> [Tasks to complete]
1 – Summarize the cars regression exercise in two sentences.
2 – In the cars regression exercise, rewrite the part from "cars <- as.tibble(cars)" to "entire data frame.", changing "Cars data" to "Stopping distances".
3 – Answer these questions about the cars regression exercise:
(a) In what unit is dist measured?
(b) How many rows does the cars tibble have?
(c) Which function does the warning recommend in place of as.tibble()?

> [Text passage]
Example: Compare Simple Linear Regresion to a single layer NN.

The cars dataset in R contains two variables stopping speed of cars in mph and dist in feet. Using speed to predict stopping distance, two models are fit. See the R code.

  1. What function is used to normalize the data?
  2. What percentage of the data is used for training? What percentage of the data is used for testing?
  3. What is the fitted linear regression model?
  4. What is the correlation between the linear regression predicted values and the values from the test data?
  5. Sketch the NN model that is used to model stopping distance.
  6. What kind of activation function was used in the ANN? Sketch a picture of what the activation function looks like.
  7. What is the correlation between the ANN predicted values and the values from the test data?
  8. Examine the scatterplot of speed by distance with the fitted models. Is the NN fitting a near linear function?
  9. Which model would you use for prediction? Explain.

Answer:

Read in data and examine structure.

suppressMessages(library("tidyverse"))
cars <- as.tibble(cars)
## Warning: `as.tibble()` was deprecated in tibble 2.0.0.
## ℹ Please use `as_tibble()` instead.
## ℹ The signature and semantics have changed, see `?as_tibble`.
cars
str(cars)
## tibble [50 × 2] (S3: tbl_df/tbl/data.frame)
##  $ speed: num [1:50] 4 4 7 7 8 9 10 10 10 11 ...
##  $ dist : num [1:50] 2 10 4 22 16 10 18 26 34 17 ...
cars %>% ggplot(aes(x=speed, y=dist)) + 
  geom_point(size = 4) +
  ggtitle("Cars data") 

Apply scaling to entire data frame.

cars_norm <- cars %>% mutate(speed = scale(speed), dist=scale(dist))
cars_norm
str(cars_norm)
## tibble [50 × 2] (S3: tbl_df/tbl/data.frame)
##  $ speed: num [1:50, 1] -2.16 -2.16 -1.59 -1.59 -1.4 ...

> [Dataset excerpt]
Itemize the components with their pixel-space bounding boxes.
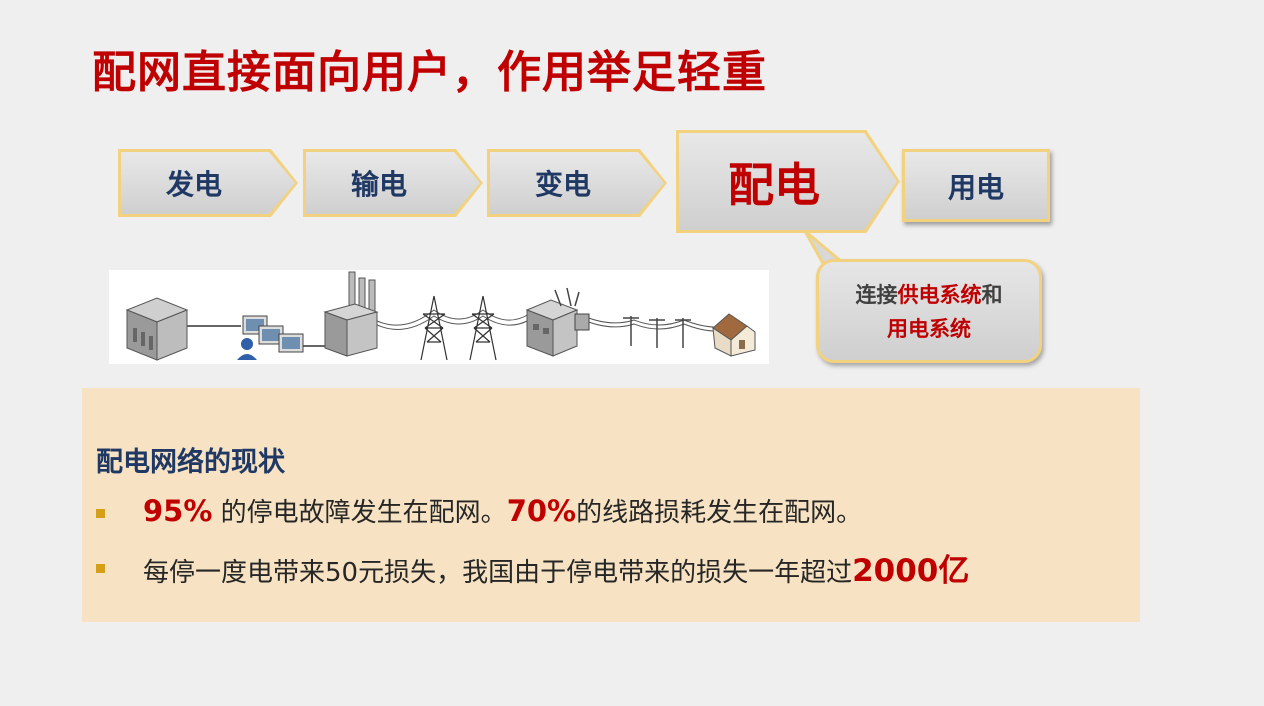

> [Results]
1 – The cars dataset in R holds car speed in mph and stopping distance in feet, and two models, a simple linear regression and a single-layer neural network, are fit to predict stopping distance from speed. The worked answer reads the 50-row data into a tibble, plots distance against speed, and scales both variables.

2 –
cars <- as.tibble(cars)
## Warning: `as.tibble()` was deprecated in tibble 2.0.0.
## ℹ Please use `as_tibble()` instead.
## ℹ The signature and semantics have changed, see `?as_tibble`.
cars
str(cars)
## tibble [50 × 2] (S3: tbl_df/tbl/data.frame)
##  $ speed: num [1:50] 4 4 7 7 8 9 10 10 10 11 ...
##  $ dist : num [1:50] 2 10 4 22 16 10 18 26 34 17 ...
cars %>% ggplot(aes(x=speed, y=dist)) + 
  geom_point(size = 4) +
  ggtitle("Stopping distances") 

Apply scaling to entire data frame.

3 –
(a) Feet.
(b) 50.
(c) as_tibble().